━━━━━ Entries supplied
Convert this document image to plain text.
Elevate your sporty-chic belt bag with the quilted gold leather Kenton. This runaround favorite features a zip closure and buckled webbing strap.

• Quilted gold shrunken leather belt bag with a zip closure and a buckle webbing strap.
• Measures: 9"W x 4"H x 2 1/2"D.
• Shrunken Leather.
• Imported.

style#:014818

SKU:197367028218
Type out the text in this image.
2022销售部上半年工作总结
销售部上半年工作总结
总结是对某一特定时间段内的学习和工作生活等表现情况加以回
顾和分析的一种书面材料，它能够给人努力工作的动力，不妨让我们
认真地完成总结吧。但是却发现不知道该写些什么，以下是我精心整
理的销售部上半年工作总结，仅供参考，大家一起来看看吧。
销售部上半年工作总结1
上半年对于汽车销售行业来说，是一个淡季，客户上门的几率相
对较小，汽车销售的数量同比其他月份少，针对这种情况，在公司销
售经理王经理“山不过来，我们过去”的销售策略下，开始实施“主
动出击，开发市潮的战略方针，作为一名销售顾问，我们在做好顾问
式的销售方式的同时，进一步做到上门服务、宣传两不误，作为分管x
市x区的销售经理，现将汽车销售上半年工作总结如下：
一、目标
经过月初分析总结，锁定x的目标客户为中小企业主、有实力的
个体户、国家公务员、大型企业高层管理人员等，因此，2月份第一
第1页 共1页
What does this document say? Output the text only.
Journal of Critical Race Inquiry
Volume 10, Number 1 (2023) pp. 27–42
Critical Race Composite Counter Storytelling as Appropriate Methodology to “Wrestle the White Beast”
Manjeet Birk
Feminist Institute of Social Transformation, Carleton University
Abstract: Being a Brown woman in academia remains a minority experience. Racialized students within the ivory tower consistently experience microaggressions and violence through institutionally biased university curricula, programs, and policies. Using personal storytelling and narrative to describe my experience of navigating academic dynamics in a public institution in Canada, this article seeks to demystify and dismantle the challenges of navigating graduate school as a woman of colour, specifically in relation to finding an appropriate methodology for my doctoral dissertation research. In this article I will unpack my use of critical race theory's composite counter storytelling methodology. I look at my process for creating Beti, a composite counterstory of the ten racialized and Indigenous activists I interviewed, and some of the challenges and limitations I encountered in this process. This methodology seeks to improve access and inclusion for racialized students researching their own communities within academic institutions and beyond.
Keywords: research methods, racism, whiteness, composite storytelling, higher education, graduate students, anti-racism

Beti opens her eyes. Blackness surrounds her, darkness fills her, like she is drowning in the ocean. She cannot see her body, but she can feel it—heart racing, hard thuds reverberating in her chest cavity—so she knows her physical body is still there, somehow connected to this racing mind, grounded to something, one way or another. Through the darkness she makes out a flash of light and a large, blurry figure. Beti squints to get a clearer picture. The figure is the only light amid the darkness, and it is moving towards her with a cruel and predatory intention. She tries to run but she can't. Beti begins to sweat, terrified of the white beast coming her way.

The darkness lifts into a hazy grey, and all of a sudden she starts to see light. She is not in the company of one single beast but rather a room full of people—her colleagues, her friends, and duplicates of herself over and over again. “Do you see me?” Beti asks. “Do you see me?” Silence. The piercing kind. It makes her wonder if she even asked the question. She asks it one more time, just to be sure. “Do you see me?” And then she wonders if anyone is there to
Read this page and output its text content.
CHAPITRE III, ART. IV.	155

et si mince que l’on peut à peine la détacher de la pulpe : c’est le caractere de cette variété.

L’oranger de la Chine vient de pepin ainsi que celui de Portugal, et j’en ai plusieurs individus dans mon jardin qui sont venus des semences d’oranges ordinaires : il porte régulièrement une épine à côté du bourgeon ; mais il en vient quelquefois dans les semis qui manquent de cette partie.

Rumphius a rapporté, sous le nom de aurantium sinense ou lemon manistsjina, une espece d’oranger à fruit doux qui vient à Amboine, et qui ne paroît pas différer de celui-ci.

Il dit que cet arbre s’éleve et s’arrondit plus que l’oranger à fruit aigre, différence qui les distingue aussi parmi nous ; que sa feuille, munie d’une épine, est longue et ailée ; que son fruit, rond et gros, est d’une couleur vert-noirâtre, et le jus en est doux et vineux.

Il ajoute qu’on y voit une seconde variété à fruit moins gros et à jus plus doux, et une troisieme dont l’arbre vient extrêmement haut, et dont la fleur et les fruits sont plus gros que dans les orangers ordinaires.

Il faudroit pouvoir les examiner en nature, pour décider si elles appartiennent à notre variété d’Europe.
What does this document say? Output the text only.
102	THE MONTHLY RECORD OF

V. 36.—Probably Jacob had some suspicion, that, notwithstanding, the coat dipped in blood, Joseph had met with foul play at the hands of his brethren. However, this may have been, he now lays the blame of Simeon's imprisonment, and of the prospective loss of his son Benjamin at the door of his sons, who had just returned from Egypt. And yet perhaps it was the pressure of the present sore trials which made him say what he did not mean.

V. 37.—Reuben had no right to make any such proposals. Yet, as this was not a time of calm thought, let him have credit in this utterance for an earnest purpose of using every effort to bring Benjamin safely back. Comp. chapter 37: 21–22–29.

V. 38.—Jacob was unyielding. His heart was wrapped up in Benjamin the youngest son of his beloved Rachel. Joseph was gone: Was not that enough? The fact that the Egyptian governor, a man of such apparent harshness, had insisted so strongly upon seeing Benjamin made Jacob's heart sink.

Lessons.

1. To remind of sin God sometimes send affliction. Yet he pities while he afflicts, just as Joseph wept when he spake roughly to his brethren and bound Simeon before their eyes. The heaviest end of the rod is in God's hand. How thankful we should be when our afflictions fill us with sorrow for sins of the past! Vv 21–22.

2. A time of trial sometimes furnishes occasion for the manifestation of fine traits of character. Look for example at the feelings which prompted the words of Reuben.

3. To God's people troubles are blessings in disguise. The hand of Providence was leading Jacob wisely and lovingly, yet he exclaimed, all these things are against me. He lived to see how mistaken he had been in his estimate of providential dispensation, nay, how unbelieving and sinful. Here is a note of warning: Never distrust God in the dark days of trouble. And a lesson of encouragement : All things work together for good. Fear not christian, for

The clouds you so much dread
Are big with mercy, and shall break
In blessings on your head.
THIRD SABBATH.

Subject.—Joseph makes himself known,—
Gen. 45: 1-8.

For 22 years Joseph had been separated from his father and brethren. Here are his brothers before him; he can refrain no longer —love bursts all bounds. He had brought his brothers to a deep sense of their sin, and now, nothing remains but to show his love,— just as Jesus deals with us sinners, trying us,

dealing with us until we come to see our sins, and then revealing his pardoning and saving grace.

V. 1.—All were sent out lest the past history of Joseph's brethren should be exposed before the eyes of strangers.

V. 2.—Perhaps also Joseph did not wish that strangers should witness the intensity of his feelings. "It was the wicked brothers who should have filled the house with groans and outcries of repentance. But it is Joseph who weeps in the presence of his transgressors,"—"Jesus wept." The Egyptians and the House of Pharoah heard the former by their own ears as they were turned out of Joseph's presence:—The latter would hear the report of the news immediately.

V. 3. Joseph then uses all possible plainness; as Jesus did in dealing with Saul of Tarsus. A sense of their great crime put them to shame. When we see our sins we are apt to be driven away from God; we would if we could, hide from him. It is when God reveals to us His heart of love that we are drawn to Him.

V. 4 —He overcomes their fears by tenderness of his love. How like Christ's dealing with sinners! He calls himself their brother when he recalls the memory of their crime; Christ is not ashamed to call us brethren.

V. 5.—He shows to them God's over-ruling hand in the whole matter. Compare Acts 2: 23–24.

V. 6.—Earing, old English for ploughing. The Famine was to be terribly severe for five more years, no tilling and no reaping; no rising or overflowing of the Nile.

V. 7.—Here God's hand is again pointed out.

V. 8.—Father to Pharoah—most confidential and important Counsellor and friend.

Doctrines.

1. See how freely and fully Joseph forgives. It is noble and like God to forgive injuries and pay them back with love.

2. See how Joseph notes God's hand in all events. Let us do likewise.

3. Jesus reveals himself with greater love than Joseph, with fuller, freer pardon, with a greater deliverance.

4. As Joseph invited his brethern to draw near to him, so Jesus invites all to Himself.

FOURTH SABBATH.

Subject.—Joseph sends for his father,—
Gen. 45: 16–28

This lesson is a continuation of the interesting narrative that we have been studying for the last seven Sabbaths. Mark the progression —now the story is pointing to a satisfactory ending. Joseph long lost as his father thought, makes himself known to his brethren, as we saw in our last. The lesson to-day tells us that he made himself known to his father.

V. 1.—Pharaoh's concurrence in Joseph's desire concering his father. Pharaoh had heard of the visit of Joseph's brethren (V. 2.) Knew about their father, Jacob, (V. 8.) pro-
━━━━━━━━━━
• Exercise goal:
Find each line in the records holding the string "closure" and show it.

• Answer:
Elevate your sporty-chic belt bag with the quilted gold leather Kenton. This runaround favorite features a zip closure and buckled webbing strap.
• Quilted gold shrunken leather belt bag with a zip closure and a buckle webbing strap.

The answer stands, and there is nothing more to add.